PROBLEM DESCRIPTION
Take the data below and repeat it exactly.

Data entries

++++++++++++++++++++

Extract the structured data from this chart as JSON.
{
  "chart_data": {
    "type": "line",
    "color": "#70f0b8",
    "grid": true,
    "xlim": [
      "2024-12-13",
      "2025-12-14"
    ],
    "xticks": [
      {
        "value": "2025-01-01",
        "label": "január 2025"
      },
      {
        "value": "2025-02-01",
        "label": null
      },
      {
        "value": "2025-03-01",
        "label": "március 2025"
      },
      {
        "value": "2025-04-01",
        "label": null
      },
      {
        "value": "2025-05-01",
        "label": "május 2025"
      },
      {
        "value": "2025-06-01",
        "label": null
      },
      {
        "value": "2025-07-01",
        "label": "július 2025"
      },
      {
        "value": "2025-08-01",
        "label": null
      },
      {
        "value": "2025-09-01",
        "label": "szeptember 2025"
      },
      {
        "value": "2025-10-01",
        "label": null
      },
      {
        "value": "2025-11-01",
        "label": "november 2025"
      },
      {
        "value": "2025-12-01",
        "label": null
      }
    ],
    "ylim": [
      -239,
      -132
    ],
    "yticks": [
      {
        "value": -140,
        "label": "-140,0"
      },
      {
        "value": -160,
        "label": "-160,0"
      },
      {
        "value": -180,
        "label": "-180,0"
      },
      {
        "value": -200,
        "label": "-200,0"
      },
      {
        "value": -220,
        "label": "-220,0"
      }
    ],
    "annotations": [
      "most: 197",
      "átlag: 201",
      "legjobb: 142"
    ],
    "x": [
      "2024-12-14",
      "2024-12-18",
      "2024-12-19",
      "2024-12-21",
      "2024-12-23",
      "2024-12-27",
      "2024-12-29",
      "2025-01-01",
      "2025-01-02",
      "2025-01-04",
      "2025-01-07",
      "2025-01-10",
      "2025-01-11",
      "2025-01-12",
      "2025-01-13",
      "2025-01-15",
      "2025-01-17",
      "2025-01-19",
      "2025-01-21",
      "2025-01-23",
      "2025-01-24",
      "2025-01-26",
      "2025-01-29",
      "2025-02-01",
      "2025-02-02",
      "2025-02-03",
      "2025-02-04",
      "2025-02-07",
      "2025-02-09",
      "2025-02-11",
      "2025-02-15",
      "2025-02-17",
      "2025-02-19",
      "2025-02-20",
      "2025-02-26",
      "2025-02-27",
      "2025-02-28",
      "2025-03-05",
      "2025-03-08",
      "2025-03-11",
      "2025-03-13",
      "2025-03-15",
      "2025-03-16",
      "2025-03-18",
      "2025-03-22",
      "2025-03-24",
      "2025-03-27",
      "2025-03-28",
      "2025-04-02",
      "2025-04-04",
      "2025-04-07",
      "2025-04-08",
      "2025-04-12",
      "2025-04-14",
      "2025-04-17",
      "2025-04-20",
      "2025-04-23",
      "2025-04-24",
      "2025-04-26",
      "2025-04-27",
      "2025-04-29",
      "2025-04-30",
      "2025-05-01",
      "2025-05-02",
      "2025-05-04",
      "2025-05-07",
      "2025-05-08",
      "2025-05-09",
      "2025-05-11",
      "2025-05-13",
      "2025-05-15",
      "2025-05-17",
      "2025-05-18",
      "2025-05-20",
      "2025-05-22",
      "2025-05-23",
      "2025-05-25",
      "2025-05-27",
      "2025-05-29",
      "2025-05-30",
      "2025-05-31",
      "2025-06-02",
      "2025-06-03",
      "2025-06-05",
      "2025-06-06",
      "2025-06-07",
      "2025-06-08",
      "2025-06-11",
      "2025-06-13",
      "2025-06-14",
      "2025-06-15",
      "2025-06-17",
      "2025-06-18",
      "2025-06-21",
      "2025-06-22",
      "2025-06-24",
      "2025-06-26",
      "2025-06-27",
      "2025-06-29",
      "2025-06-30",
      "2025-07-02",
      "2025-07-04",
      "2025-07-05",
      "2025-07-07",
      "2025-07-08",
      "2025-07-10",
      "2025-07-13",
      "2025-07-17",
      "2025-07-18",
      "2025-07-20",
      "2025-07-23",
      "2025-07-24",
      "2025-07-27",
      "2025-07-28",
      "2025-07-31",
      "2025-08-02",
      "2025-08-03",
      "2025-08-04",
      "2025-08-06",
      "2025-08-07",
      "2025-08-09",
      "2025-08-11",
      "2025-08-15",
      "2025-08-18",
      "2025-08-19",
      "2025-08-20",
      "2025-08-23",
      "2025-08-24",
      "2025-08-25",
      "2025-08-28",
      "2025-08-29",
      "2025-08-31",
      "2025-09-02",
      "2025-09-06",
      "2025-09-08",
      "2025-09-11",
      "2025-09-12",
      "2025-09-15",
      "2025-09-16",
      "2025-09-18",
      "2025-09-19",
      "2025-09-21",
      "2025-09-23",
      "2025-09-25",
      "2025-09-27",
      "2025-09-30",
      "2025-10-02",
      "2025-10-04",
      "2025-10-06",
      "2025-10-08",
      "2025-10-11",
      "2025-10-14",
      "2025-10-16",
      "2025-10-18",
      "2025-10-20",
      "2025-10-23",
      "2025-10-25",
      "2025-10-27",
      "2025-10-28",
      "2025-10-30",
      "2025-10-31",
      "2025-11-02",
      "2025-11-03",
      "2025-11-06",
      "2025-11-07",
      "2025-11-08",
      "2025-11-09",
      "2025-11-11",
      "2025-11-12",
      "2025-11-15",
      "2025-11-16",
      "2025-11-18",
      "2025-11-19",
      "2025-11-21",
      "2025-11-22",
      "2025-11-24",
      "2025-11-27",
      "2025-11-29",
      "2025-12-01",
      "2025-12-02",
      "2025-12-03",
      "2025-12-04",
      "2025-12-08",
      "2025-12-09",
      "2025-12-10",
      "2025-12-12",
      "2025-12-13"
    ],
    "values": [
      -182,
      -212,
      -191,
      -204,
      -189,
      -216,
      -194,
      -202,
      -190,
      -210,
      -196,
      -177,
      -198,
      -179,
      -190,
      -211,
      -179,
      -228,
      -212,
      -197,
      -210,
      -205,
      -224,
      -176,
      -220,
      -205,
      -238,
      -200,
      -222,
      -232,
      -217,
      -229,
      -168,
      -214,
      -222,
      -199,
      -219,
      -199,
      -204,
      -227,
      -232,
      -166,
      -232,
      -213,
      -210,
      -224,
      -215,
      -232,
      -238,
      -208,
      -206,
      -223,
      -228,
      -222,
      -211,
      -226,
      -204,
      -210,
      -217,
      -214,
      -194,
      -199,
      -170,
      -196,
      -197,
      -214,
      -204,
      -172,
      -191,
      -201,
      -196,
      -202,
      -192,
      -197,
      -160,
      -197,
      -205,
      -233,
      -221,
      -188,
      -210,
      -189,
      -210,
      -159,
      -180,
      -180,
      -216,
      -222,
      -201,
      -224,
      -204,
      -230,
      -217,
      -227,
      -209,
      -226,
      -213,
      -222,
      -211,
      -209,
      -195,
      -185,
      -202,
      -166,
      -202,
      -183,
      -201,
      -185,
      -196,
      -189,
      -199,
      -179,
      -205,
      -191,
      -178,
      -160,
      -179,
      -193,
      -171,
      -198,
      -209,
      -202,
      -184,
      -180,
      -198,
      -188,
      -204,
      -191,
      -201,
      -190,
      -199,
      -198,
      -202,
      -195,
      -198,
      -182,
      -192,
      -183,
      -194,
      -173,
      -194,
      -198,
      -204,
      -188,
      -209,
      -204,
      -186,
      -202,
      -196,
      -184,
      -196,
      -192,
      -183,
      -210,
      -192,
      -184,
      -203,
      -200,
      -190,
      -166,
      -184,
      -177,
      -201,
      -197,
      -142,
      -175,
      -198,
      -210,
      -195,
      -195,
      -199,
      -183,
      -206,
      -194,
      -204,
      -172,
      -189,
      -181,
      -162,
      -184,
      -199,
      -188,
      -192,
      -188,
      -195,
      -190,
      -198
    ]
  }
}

++++++++++++++++++++

ANSWER IN FULL
Extract the structured data from this chart as JSON.
{
  "chart_data": {
    "type": "line",
    "color": "#70f0b8",
    "grid": true,
    "xlim": [
      "2024-12-13",
      "2025-12-14"
    ],
    "xticks": [
      {
        "value": "2025-01-01",
        "label": "január 2025"
      },
      {
        "value": "2025-02-01",
        "label": null
      },
      {
        "value": "2025-03-01",
        "label": "március 2025"
      },
      {
        "value": "2025-04-01",
        "label": null
      },
      {
        "value": "2025-05-01",
        "label": "május 2025"
      },
      {
        "value": "2025-06-01",
        "label": null
      },
      {
        "value": "2025-07-01",
        "label": "július 2025"
      },
      {
        "value": "2025-08-01",
        "label": null
      },
      {
        "value": "2025-09-01",
        "label": "szeptember 2025"
      },
      {
        "value": "2025-10-01",
        "label": null
      },
      {
        "value": "2025-11-01",
        "label": "november 2025"
      },
      {
        "value": "2025-12-01",
        "label": null
      }
    ],
    "ylim": [
      -239,
      -132
    ],
    "yticks": [
      {
        "value": -140,
        "label": "-140,0"
      },
      {
        "value": -160,
        "label": "-160,0"
      },
      {
        "value": -180,
        "label": "-180,0"
      },
      {
        "value": -200,
        "label": "-200,0"
      },
      {
        "value": -220,
        "label": "-220,0"
      }
    ],
    "annotations": [
      "most: 197",
      "átlag: 201",
      "legjobb: 142"
    ],
    "x": [
      "2024-12-14",
      "2024-12-18",
      "2024-12-19",
      "2024-12-21",
      "2024-12-23",
      "2024-12-27",
      "2024-12-29",
      "2025-01-01",
      "2025-01-02",
      "2025-01-04",
      "2025-01-07",
      "2025-01-10",
      "2025-01-11",
      "2025-01-12",
      "2025-01-13",
      "2025-01-15",
      "2025-01-17",
      "2025-01-19",
      "2025-01-21",
      "2025-01-23",
      "2025-01-24",
      "2025-01-26",
      "2025-01-29",
      "2025-02-01",
      "2025-02-02",
      "2025-02-03",
      "2025-02-04",
      "2025-02-07",
      "2025-02-09",
      "2025-02-11",
      "2025-02-15",
      "2025-02-17",
      "2025-02-19",
      "2025-02-20",
      "2025-02-26",
      "2025-02-27",
      "2025-02-28",
      "2025-03-05",
      "2025-03-08",
      "2025-03-11",
      "2025-03-13",
      "2025-03-15",
      "2025-03-16",
      "2025-03-18",
      "2025-03-22",
      "2025-03-24",
      "2025-03-27",
      "2025-03-28",
      "2025-04-02",
      "2025-04-04",
      "2025-04-07",
      "2025-04-08",
      "2025-04-12",
      "2025-04-14",
      "2025-04-17",
      "2025-04-20",
      "2025-04-23",
      "2025-04-24",
      "2025-04-26",
      "2025-04-27",
      "2025-04-29",
      "2025-04-30",
      "2025-05-01",
      "2025-05-02",
      "2025-05-04",
      "2025-05-07",
      "2025-05-08",
      "2025-05-09",
      "2025-05-11",
      "2025-05-13",
      "2025-05-15",
      "2025-05-17",
      "2025-05-18",
      "2025-05-20",
      "2025-05-22",
      "2025-05-23",
      "2025-05-25",
      "2025-05-27",
      "2025-05-29",
      "2025-05-30",
      "2025-05-31",
      "2025-06-02",
      "2025-06-03",
      "2025-06-05",
      "2025-06-06",
      "2025-06-07",
      "2025-06-08",
      "2025-06-11",
      "2025-06-13",
      "2025-06-14",
      "2025-06-15",
      "2025-06-17",
      "2025-06-18",
      "2025-06-21",
      "2025-06-22",
      "2025-06-24",
      "2025-06-26",
      "2025-06-27",
      "2025-06-29",
      "2025-06-30",
      "2025-07-02",
      "2025-07-04",
      "2025-07-05",
      "2025-07-07",
      "2025-07-08",
      "2025-07-10",
      "2025-07-13",
      "2025-07-17",
      "2025-07-18",
      "2025-07-20",
      "2025-07-23",
      "2025-07-24",
      "2025-07-27",
      "2025-07-28",
      "2025-07-31",
      "2025-08-02",
      "2025-08-03",
      "2025-08-04",
      "2025-08-06",
      "2025-08-07",
      "2025-08-09",
      "2025-08-11",
      "2025-08-15",
      "2025-08-18",
      "2025-08-19",
      "2025-08-20",
      "2025-08-23",
      "2025-08-24",
      "2025-08-25",
      "2025-08-28",
      "2025-08-29",
      "2025-08-31",
      "2025-09-02",
      "2025-09-06",
      "2025-09-08",
      "2025-09-11",
      "2025-09-12",
      "2025-09-15",
      "2025-09-16",
      "2025-09-18",
      "2025-09-19",
      "2025-09-21",
      "2025-09-23",
      "2025-09-25",
      "2025-09-27",
      "2025-09-30",
      "2025-10-02",
      "2025-10-04",
      "2025-10-06",
      "2025-10-08",
      "2025-10-11",
      "2025-10-14",
      "2025-10-16",
      "2025-10-18",
      "2025-10-20",
      "2025-10-23",
      "2025-10-25",
      "2025-10-27",
      "2025-10-28",
      "2025-10-30",
      "2025-10-31",
      "2025-11-02",
      "2025-11-03",
      "2025-11-06",
      "2025-11-07",
      "2025-11-08",
      "2025-11-09",
      "2025-11-11",
      "2025-11-12",
      "2025-11-15",
      "2025-11-16",
      "2025-11-18",
      "2025-11-19",
      "2025-11-21",
      "2025-11-22",
      "2025-11-24",
      "2025-11-27",
      "2025-11-29",
      "2025-12-01",
      "2025-12-02",
      "2025-12-03",
      "2025-12-04",
      "2025-12-08",
      "2025-12-09",
      "2025-12-10",
      "2025-12-12",
      "2025-12-13"
    ],
    "values": [
      -182,
      -212,
      -191,
      -204,
      -189,
      -216,
      -194,
      -202,
      -190,
      -210,
      -196,
      -177,
      -198,
      -179,
      -190,
      -211,
      -179,
      -228,
      -212,
      -197,
      -210,
      -205,
      -224,
      -176,
      -220,
      -205,
      -238,
      -200,
      -222,
      -232,
      -217,
      -229,
      -168,
      -214,
      -222,
      -199,
      -219,
      -199,
      -204,
      -227,
      -232,
      -166,
      -232,
      -213,
      -210,
      -224,
      -215,
      -232,
      -238,
      -208,
      -206,
      -223,
      -228,
      -222,
      -211,
      -226,
      -204,
      -210,
      -217,
      -214,
      -194,
      -199,
      -170,
      -196,
      -197,
      -214,
      -204,
      -172,
      -191,
      -201,
      -196,
      -202,
      -192,
      -197,
      -160,
      -197,
      -205,
      -233,
      -221,
      -188,
      -210,
      -189,
      -210,
      -159,
      -180,
      -180,
      -216,
      -222,
      -201,
      -224,
      -204,
      -230,
      -217,
      -227,
      -209,
      -226,
      -213,
      -222,
      -211,
      -209,
      -195,
      -185,
      -202,
      -166,
      -202,
      -183,
      -201,
      -185,
      -196,
      -189,
      -199,
      -179,
      -205,
      -191,
      -178,
      -160,
      -179,
      -193,
      -171,
      -198,
      -209,
      -202,
      -184,
      -180,
      -198,
      -188,
      -204,
      -191,
      -201,
      -190,
      -199,
      -198,
      -202,
      -195,
      -198,
      -182,
      -192,
      -183,
      -194,
      -173,
      -194,
      -198,
      -204,
      -188,
      -209,
      -204,
      -186,
      -202,
      -196,
      -184,
      -196,
      -192,
      -183,
      -210,
      -192,
      -184,
      -203,
      -200,
      -190,
      -166,
      -184,
      -177,
      -201,
      -197,
      -142,
      -175,
      -198,
      -210,
      -195,
      -195,
      -199,
      -183,
      -206,
      -194,
      -204,
      -172,
      -189,
      -181,
      -162,
      -184,
      -199,
      -188,
      -192,
      -188,
      -195,
      -190,
      -198
    ]
  }
}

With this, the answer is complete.